'''

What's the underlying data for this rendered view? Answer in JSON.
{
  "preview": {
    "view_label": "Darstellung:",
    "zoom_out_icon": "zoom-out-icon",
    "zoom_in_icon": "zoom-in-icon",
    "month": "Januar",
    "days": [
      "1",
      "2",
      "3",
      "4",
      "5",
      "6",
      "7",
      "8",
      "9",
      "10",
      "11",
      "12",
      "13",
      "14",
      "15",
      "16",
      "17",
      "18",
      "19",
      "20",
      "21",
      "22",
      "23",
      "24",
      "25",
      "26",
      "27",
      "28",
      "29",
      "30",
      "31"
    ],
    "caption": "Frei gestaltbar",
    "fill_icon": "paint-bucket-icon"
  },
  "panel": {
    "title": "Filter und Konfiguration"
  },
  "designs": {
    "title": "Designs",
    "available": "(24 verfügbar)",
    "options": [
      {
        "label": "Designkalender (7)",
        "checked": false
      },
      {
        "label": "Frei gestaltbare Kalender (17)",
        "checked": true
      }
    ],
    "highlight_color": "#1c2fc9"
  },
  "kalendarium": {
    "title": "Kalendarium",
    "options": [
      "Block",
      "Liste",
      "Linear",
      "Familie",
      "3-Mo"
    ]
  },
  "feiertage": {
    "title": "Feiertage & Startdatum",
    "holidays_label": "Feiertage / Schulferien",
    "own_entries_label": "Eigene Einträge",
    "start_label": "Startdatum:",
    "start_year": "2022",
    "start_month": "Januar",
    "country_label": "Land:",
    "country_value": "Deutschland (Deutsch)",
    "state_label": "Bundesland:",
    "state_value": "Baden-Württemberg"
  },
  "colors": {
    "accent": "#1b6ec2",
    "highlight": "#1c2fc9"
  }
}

'''

From the records above, copy every line that holds the word "title".

    "title": "Filter und Konfiguration"
    "title": "Designs",
    "title": "Kalendarium",
    "title": "Feiertage & Startdatum",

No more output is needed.